GOAL » Copy each line in which the string "инвестировать" occurs.

-- START INFORMATION SUPPLIED --

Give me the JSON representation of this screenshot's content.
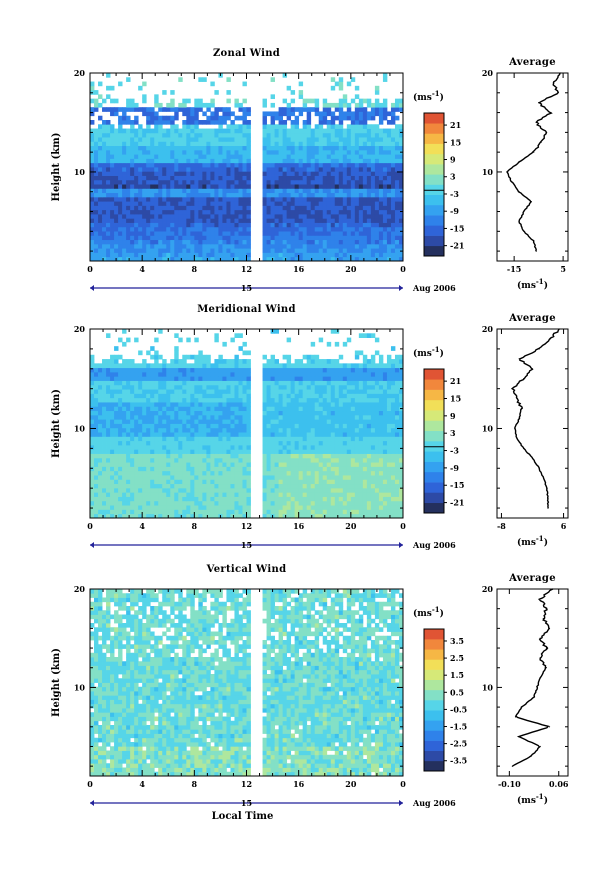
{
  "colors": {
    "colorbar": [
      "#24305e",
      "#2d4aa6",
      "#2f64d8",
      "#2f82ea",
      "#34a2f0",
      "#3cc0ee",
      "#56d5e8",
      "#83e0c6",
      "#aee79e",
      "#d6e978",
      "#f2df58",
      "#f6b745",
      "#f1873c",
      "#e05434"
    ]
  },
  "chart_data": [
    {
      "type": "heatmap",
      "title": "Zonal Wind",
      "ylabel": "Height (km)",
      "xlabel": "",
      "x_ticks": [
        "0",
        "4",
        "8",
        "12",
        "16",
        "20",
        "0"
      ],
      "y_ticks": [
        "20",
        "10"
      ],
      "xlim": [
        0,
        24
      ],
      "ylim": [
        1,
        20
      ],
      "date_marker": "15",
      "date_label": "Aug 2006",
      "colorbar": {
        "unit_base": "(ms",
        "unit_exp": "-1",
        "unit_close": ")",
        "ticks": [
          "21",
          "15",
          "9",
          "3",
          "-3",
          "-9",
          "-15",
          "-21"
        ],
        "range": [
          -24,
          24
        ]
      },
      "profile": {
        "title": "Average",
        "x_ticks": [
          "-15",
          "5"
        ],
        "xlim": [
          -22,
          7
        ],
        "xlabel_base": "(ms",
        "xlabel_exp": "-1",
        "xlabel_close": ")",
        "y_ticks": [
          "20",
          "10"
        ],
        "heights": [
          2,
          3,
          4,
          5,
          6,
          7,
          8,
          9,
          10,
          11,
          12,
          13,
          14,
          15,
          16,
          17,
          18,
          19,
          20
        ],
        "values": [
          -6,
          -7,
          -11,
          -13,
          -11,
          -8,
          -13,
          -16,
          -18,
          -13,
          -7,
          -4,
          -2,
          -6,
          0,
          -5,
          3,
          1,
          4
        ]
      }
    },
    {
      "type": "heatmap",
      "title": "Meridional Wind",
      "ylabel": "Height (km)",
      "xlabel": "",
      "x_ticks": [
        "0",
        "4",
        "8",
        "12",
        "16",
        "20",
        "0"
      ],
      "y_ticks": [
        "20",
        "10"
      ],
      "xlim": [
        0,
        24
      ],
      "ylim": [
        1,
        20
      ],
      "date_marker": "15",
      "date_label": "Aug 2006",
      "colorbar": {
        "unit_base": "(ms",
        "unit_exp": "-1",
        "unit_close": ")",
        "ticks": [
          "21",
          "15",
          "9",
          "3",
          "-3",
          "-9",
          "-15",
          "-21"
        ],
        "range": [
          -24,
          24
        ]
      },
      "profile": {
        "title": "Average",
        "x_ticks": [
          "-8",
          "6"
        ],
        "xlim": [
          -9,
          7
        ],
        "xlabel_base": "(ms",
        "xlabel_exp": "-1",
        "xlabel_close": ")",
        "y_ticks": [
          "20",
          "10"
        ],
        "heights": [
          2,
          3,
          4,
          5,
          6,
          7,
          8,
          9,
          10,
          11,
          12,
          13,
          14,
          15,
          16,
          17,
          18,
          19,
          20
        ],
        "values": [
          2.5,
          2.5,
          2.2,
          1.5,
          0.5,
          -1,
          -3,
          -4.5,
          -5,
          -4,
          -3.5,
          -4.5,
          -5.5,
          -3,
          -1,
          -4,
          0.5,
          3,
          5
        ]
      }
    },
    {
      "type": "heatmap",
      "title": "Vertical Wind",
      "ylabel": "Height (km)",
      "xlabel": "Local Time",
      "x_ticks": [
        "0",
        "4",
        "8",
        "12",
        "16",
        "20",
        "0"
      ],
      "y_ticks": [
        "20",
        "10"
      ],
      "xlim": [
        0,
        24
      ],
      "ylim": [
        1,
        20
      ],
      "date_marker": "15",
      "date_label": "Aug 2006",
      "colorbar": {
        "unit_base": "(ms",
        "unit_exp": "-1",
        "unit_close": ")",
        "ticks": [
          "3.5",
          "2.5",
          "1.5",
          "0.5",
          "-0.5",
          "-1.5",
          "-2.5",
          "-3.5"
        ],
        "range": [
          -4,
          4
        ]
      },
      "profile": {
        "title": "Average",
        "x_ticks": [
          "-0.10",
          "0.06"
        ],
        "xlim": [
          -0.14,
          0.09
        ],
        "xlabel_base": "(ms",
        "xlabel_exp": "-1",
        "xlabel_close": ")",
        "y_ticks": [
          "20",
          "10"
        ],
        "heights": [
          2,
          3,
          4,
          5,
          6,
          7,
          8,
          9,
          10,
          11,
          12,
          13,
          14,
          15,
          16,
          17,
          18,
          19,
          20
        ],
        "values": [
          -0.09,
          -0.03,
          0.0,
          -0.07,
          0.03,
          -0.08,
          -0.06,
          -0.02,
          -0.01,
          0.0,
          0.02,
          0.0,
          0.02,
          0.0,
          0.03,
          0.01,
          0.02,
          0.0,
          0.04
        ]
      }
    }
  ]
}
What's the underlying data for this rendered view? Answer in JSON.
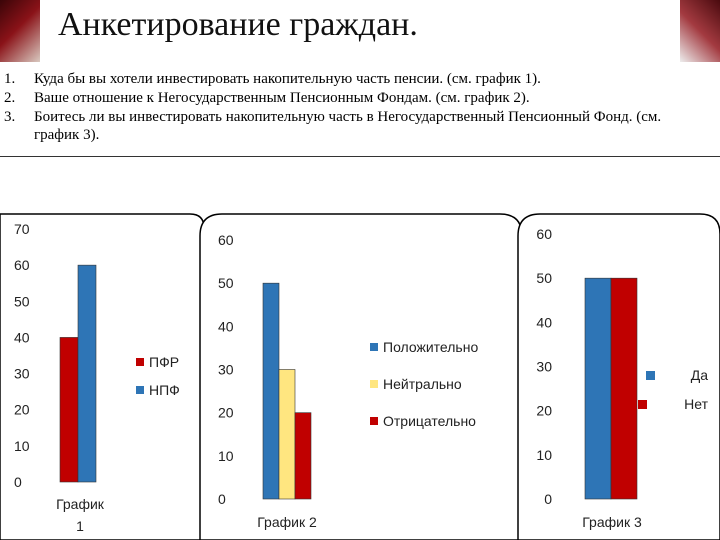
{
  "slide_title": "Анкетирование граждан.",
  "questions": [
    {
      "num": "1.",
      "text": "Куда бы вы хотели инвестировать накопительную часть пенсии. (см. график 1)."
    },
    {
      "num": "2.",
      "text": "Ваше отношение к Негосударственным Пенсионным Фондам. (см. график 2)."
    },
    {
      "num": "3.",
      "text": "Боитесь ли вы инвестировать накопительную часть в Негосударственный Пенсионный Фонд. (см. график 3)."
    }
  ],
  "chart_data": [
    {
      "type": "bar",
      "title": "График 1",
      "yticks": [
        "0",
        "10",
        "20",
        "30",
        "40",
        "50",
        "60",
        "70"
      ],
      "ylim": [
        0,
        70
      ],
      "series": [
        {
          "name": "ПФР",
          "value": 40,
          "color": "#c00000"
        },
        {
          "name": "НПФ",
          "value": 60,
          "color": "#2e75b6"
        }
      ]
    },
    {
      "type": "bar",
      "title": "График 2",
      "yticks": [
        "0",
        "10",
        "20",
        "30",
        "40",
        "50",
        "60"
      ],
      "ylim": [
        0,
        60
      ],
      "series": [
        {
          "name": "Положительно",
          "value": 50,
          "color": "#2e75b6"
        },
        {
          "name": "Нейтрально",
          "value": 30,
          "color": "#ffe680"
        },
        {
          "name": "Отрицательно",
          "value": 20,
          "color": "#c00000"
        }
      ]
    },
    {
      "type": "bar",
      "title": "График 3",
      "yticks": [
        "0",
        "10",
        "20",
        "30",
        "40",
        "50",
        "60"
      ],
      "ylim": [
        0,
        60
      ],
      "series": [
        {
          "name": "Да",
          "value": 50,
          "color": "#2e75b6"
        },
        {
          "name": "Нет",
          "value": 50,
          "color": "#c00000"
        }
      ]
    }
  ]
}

-- END INFORMATION SUPPLIED --

THE RESULT »
      "text": "Куда бы вы хотели инвестировать накопительную часть пенсии. (см. график 1)."
      "text": "Боитесь ли вы инвестировать накопительную часть в Негосударственный Пенсионный Фонд. (см. график 3)."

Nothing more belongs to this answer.